## Begin Records to process
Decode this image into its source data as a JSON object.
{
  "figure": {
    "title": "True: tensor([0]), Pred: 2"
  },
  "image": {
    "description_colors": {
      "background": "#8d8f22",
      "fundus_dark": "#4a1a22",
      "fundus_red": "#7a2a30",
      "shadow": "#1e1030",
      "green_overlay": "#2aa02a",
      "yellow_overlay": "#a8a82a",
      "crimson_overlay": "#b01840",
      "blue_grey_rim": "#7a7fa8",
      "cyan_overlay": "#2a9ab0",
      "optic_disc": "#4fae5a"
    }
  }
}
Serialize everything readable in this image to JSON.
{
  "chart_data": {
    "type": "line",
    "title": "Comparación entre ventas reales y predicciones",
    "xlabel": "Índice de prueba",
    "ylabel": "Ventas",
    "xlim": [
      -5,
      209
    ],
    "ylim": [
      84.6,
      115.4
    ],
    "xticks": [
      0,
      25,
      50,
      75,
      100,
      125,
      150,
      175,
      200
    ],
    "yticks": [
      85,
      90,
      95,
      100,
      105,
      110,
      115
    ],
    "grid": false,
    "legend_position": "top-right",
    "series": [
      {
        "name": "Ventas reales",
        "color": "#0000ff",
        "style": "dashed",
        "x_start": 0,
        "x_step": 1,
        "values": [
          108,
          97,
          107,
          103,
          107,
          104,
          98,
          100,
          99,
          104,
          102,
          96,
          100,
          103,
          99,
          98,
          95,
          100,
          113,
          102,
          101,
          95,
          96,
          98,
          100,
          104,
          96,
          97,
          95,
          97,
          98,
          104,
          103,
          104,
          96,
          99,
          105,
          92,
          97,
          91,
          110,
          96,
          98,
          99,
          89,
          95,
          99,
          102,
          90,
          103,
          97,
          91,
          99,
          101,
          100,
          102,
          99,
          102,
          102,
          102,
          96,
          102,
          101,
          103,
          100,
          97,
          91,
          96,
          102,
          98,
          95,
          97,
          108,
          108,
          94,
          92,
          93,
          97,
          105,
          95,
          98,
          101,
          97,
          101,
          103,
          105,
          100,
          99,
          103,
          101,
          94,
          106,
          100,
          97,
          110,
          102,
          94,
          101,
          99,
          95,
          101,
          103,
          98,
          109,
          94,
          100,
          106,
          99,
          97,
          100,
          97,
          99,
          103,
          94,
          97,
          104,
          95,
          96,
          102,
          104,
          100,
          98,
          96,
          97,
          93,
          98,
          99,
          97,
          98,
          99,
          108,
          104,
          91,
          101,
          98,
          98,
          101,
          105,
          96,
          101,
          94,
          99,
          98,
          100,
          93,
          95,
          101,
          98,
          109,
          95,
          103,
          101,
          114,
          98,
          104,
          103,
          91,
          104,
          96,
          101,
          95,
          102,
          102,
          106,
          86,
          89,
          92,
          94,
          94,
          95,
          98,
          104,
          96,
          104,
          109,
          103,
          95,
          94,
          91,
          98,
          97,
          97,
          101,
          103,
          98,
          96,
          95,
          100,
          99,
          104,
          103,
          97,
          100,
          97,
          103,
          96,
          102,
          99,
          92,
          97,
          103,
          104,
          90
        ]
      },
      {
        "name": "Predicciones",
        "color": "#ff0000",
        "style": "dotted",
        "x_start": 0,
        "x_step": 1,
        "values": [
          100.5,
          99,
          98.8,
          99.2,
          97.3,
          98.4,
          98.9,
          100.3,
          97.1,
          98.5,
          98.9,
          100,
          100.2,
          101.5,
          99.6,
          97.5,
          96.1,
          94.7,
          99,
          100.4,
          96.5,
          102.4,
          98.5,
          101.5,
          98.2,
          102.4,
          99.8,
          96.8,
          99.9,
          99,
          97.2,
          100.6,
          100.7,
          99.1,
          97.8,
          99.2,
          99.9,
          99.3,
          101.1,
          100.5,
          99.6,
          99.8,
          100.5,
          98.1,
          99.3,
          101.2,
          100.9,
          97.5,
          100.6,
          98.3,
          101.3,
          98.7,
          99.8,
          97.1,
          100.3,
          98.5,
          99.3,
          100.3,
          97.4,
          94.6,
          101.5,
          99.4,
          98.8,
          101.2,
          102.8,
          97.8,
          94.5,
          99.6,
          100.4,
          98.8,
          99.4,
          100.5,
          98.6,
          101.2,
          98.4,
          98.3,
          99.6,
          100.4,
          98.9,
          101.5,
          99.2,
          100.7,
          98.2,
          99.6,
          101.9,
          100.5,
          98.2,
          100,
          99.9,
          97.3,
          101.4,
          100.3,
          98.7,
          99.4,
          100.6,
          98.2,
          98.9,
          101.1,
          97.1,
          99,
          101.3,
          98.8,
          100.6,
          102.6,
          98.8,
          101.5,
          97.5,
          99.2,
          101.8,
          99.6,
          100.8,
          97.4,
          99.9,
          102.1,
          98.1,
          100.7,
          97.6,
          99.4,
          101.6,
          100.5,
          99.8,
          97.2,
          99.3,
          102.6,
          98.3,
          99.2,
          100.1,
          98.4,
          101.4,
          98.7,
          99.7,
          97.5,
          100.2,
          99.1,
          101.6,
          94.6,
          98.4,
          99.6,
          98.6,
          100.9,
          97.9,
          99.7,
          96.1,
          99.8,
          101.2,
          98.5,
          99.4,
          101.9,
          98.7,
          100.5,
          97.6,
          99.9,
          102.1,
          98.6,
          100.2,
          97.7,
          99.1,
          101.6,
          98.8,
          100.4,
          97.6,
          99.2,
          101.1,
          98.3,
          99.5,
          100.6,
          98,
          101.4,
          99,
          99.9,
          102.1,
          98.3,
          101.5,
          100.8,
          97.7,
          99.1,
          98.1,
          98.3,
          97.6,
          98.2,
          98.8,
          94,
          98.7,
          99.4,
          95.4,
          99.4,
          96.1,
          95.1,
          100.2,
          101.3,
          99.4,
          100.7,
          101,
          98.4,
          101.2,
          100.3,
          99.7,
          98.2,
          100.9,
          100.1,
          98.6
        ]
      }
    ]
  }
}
## End Records to process
Write out all of the records once more, exactly.

▸ **Complete response**
Decode this image into its source data as a JSON object.
{
  "figure": {
    "title": "True: tensor([0]), Pred: 2"
  },
  "image": {
    "description_colors": {
      "background": "#8d8f22",
      "fundus_dark": "#4a1a22",
      "fundus_red": "#7a2a30",
      "shadow": "#1e1030",
      "green_overlay": "#2aa02a",
      "yellow_overlay": "#a8a82a",
      "crimson_overlay": "#b01840",
      "blue_grey_rim": "#7a7fa8",
      "cyan_overlay": "#2a9ab0",
      "optic_disc": "#4fae5a"
    }
  }
}
Serialize everything readable in this image to JSON.
{
  "chart_data": {
    "type": "line",
    "title": "Comparación entre ventas reales y predicciones",
    "xlabel": "Índice de prueba",
    "ylabel": "Ventas",
    "xlim": [
      -5,
      209
    ],
    "ylim": [
      84.6,
      115.4
    ],
    "xticks": [
      0,
      25,
      50,
      75,
      100,
      125,
      150,
      175,
      200
    ],
    "yticks": [
      85,
      90,
      95,
      100,
      105,
      110,
      115
    ],
    "grid": false,
    "legend_position": "top-right",
    "series": [
      {
        "name": "Ventas reales",
        "color": "#0000ff",
        "style": "dashed",
        "x_start": 0,
        "x_step": 1,
        "values": [
          108,
          97,
          107,
          103,
          107,
          104,
          98,
          100,
          99,
          104,
          102,
          96,
          100,
          103,
          99,
          98,
          95,
          100,
          113,
          102,
          101,
          95,
          96,
          98,
          100,
          104,
          96,
          97,
          95,
          97,
          98,
          104,
          103,
          104,
          96,
          99,
          105,
          92,
          97,
          91,
          110,
          96,
          98,
          99,
          89,
          95,
          99,
          102,
          90,
          103,
          97,
          91,
          99,
          101,
          100,
          102,
          99,
          102,
          102,
          102,
          96,
          102,
          101,
          103,
          100,
          97,
          91,
          96,
          102,
          98,
          95,
          97,
          108,
          108,
          94,
          92,
          93,
          97,
          105,
          95,
          98,
          101,
          97,
          101,
          103,
          105,
          100,
          99,
          103,
          101,
          94,
          106,
          100,
          97,
          110,
          102,
          94,
          101,
          99,
          95,
          101,
          103,
          98,
          109,
          94,
          100,
          106,
          99,
          97,
          100,
          97,
          99,
          103,
          94,
          97,
          104,
          95,
          96,
          102,
          104,
          100,
          98,
          96,
          97,
          93,
          98,
          99,
          97,
          98,
          99,
          108,
          104,
          91,
          101,
          98,
          98,
          101,
          105,
          96,
          101,
          94,
          99,
          98,
          100,
          93,
          95,
          101,
          98,
          109,
          95,
          103,
          101,
          114,
          98,
          104,
          103,
          91,
          104,
          96,
          101,
          95,
          102,
          102,
          106,
          86,
          89,
          92,
          94,
          94,
          95,
          98,
          104,
          96,
          104,
          109,
          103,
          95,
          94,
          91,
          98,
          97,
          97,
          101,
          103,
          98,
          96,
          95,
          100,
          99,
          104,
          103,
          97,
          100,
          97,
          103,
          96,
          102,
          99,
          92,
          97,
          103,
          104,
          90
        ]
      },
      {
        "name": "Predicciones",
        "color": "#ff0000",
        "style": "dotted",
        "x_start": 0,
        "x_step": 1,
        "values": [
          100.5,
          99,
          98.8,
          99.2,
          97.3,
          98.4,
          98.9,
          100.3,
          97.1,
          98.5,
          98.9,
          100,
          100.2,
          101.5,
          99.6,
          97.5,
          96.1,
          94.7,
          99,
          100.4,
          96.5,
          102.4,
          98.5,
          101.5,
          98.2,
          102.4,
          99.8,
          96.8,
          99.9,
          99,
          97.2,
          100.6,
          100.7,
          99.1,
          97.8,
          99.2,
          99.9,
          99.3,
          101.1,
          100.5,
          99.6,
          99.8,
          100.5,
          98.1,
          99.3,
          101.2,
          100.9,
          97.5,
          100.6,
          98.3,
          101.3,
          98.7,
          99.8,
          97.1,
          100.3,
          98.5,
          99.3,
          100.3,
          97.4,
          94.6,
          101.5,
          99.4,
          98.8,
          101.2,
          102.8,
          97.8,
          94.5,
          99.6,
          100.4,
          98.8,
          99.4,
          100.5,
          98.6,
          101.2,
          98.4,
          98.3,
          99.6,
          100.4,
          98.9,
          101.5,
          99.2,
          100.7,
          98.2,
          99.6,
          101.9,
          100.5,
          98.2,
          100,
          99.9,
          97.3,
          101.4,
          100.3,
          98.7,
          99.4,
          100.6,
          98.2,
          98.9,
          101.1,
          97.1,
          99,
          101.3,
          98.8,
          100.6,
          102.6,
          98.8,
          101.5,
          97.5,
          99.2,
          101.8,
          99.6,
          100.8,
          97.4,
          99.9,
          102.1,
          98.1,
          100.7,
          97.6,
          99.4,
          101.6,
          100.5,
          99.8,
          97.2,
          99.3,
          102.6,
          98.3,
          99.2,
          100.1,
          98.4,
          101.4,
          98.7,
          99.7,
          97.5,
          100.2,
          99.1,
          101.6,
          94.6,
          98.4,
          99.6,
          98.6,
          100.9,
          97.9,
          99.7,
          96.1,
          99.8,
          101.2,
          98.5,
          99.4,
          101.9,
          98.7,
          100.5,
          97.6,
          99.9,
          102.1,
          98.6,
          100.2,
          97.7,
          99.1,
          101.6,
          98.8,
          100.4,
          97.6,
          99.2,
          101.1,
          98.3,
          99.5,
          100.6,
          98,
          101.4,
          99,
          99.9,
          102.1,
          98.3,
          101.5,
          100.8,
          97.7,
          99.1,
          98.1,
          98.3,
          97.6,
          98.2,
          98.8,
          94,
          98.7,
          99.4,
          95.4,
          99.4,
          96.1,
          95.1,
          100.2,
          101.3,
          99.4,
          100.7,
          101,
          98.4,
          101.2,
          100.3,
          99.7,
          98.2,
          100.9,
          100.1,
          98.6
        ]
      }
    ]
  }
}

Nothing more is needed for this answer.